Figure record extracts:
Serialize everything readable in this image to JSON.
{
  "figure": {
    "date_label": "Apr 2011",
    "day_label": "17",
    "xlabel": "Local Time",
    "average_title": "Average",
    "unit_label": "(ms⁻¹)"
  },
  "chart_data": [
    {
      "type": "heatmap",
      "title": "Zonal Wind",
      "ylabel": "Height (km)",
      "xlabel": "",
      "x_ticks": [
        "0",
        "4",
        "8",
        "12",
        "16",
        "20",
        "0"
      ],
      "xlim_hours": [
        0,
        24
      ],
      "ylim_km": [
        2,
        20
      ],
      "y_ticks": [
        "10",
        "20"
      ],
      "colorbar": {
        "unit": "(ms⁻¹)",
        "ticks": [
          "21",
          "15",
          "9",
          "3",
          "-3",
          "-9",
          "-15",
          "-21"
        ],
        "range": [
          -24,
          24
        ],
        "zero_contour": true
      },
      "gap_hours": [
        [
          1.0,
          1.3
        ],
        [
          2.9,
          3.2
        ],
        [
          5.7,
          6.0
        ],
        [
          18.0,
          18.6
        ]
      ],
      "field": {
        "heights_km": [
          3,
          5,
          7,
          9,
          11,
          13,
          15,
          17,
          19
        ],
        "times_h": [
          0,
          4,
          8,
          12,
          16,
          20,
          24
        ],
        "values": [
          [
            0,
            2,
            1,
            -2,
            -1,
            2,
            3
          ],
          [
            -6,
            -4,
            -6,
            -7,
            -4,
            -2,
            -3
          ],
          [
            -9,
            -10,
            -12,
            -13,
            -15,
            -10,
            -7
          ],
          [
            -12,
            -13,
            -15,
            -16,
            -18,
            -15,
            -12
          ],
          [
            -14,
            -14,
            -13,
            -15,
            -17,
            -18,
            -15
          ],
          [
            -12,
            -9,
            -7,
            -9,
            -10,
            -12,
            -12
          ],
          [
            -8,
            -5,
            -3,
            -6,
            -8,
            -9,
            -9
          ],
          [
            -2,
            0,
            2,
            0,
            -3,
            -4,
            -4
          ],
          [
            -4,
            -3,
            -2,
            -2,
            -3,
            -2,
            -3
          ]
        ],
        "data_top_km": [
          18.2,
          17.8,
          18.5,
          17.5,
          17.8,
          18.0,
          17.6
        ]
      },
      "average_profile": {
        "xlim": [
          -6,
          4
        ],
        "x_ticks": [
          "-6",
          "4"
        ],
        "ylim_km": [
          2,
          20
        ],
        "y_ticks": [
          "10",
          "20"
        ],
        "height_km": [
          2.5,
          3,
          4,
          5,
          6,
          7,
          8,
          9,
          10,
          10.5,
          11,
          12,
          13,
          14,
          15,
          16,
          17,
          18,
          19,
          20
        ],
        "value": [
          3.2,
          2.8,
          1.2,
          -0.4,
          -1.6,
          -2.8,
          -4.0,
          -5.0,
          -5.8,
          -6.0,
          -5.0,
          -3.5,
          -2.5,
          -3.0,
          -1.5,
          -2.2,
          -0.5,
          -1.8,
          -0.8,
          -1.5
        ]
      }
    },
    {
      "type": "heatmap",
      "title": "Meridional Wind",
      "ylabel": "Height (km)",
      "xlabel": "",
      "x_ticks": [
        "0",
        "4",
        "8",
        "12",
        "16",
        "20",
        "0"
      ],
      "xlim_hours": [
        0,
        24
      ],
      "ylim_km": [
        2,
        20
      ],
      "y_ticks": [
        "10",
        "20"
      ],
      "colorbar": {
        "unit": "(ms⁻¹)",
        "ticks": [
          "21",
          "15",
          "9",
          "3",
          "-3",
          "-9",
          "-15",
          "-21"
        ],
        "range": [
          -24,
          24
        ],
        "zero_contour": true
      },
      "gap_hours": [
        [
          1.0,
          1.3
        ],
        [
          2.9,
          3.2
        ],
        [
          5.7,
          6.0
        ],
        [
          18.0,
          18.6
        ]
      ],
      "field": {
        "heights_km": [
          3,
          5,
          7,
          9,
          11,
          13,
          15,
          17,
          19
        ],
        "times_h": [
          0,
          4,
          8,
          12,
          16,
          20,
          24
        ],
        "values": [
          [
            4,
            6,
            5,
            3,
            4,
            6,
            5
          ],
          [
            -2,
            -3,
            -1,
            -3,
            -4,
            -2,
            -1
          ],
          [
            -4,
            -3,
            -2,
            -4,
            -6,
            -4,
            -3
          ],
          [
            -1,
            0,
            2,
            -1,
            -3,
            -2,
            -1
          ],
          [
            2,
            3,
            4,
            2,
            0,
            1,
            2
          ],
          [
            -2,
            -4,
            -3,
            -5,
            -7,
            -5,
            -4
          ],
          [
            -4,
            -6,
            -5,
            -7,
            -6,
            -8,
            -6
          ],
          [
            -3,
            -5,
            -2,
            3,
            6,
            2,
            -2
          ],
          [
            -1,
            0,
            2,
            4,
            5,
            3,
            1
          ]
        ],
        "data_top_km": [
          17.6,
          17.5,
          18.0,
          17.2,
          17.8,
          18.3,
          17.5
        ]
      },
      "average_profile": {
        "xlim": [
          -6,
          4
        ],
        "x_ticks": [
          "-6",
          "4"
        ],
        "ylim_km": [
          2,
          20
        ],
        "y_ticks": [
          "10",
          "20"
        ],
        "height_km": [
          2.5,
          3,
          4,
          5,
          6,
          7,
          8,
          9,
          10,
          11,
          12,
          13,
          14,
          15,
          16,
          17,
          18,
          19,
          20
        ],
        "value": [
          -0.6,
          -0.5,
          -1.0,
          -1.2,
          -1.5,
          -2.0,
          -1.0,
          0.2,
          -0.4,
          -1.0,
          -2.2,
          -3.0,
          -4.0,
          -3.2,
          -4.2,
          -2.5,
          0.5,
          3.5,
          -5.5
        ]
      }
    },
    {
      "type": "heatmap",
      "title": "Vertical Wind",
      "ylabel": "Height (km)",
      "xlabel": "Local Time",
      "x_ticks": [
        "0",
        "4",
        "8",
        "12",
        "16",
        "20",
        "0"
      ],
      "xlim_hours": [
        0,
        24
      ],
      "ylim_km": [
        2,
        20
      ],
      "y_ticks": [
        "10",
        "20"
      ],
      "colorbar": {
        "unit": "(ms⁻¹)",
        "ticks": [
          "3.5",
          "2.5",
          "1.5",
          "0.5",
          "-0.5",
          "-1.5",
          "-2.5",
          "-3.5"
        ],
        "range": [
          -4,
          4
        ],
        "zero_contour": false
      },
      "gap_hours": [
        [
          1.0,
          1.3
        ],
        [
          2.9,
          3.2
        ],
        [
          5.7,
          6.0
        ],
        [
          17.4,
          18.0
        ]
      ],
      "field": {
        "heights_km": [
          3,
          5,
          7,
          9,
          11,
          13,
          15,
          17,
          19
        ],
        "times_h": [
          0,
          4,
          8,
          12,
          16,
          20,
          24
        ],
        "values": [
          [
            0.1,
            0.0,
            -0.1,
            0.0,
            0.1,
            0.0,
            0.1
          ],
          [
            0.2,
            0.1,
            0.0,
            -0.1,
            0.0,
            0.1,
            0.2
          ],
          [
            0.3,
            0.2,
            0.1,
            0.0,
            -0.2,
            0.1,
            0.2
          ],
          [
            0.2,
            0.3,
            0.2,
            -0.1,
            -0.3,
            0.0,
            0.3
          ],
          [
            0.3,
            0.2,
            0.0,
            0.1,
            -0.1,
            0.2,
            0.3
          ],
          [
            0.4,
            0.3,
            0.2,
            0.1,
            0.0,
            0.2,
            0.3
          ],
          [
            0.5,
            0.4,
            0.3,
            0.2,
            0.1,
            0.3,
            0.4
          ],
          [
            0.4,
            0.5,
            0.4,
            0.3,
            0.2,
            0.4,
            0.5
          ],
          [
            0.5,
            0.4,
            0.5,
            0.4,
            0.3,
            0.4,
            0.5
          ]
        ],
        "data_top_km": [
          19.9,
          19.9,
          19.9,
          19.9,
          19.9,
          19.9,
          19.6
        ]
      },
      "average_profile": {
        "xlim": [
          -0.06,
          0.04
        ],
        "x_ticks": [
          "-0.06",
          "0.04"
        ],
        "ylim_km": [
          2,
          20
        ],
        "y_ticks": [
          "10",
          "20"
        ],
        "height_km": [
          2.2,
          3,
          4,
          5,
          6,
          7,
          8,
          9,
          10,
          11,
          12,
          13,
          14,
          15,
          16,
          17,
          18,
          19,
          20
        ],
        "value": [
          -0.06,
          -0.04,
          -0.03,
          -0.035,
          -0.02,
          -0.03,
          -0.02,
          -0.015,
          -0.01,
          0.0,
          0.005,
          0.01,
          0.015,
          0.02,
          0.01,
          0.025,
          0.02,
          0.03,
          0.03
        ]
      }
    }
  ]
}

**Task goal:** Each line that holds the word "Local" should be extracted from the records.

**Task answer:**
    "xlabel": "Local Time",
      "xlabel": "Local Time",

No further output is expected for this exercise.